> EXERCISE MATERIALS

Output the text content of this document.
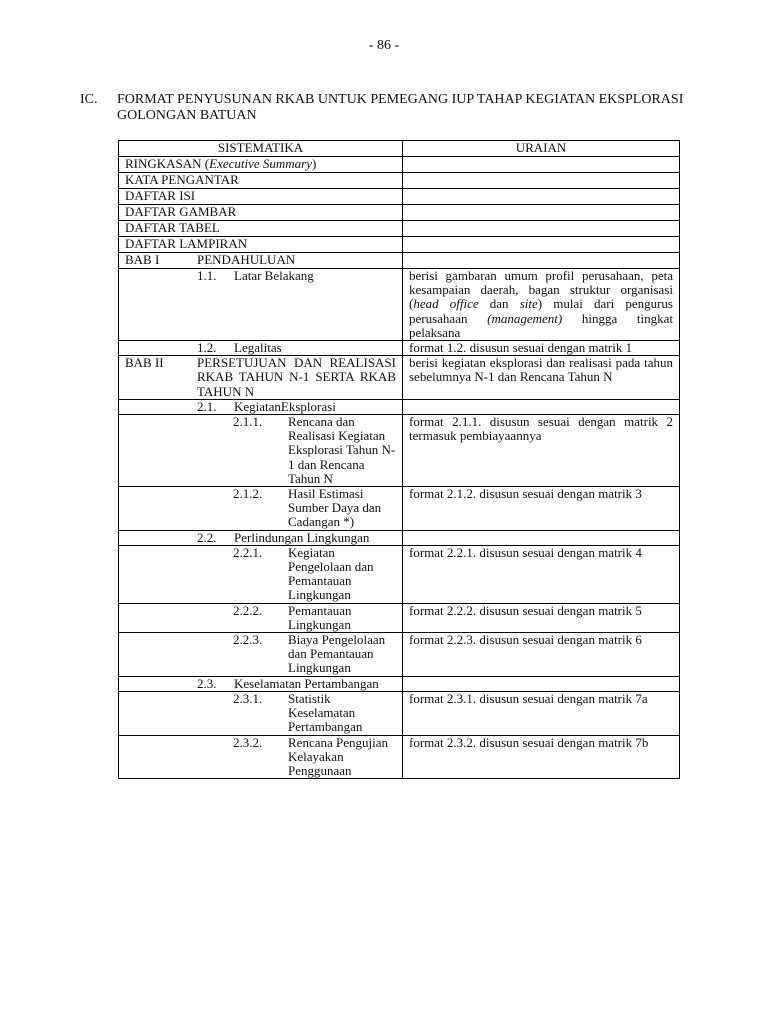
- 86 -
IC. FORMAT PENYUSUNAN RKAB UNTUK PEMEGANG IUP TAHAP KEGIATAN EKSPLORASI GOLONGAN BATUAN
SISTEMATIKA	URAIAN
RINGKASAN (Executive Summary)	
KATA PENGANTAR	
DAFTAR ISI	
DAFTAR GAMBAR	
DAFTAR TABEL	
DAFTAR LAMPIRAN	

BAB I PENDAHULUAN	

1.1. Latar Belakang	berisi gambaran umum profil perusahaan, peta kesampaian daerah, bagan struktur organisasi (head office dan site) mulai dari pengurus perusahaan (management) hingga tingkat pelaksana

1.2. Legalitas	format 1.2. disusun sesuai dengan matrik 1

BAB II PERSETUJUAN DAN REALISASI RKAB TAHUN N-1 SERTA RKAB TAHUN N	berisi kegiatan eksplorasi dan realisasi pada tahun sebelumnya N-1 dan Rencana Tahun N

2.1. KegiatanEksplorasi	

2.1.1. Rencana dan Realisasi Kegiatan Eksplorasi Tahun N-1 dan Rencana Tahun N	format 2.1.1. disusun sesuai dengan matrik 2 termasuk pembiayaannya

2.1.2. Hasil Estimasi Sumber Daya dan Cadangan *)	format 2.1.2. disusun sesuai dengan matrik 3

2.2. Perlindungan Lingkungan	

2.2.1. Kegiatan Pengelolaan dan Pemantauan Lingkungan	format 2.2.1. disusun sesuai dengan matrik 4

2.2.2. Pemantauan Lingkungan	format 2.2.2. disusun sesuai dengan matrik 5

2.2.3. Biaya Pengelolaan dan Pemantauan Lingkungan	format 2.2.3. disusun sesuai dengan matrik 6

2.3. Keselamatan Pertambangan	

2.3.1. Statistik Keselamatan Pertambangan	format 2.3.1. disusun sesuai dengan matrik 7a

2.3.2. Rencana Pengujian Kelayakan Penggunaan	format 2.3.2. disusun sesuai dengan matrik 7b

> WHAT THIS TASK INVOLVES
Looking at the records above, tally the lines holding "dengan" and reply with that number only.

> RESPONSE
8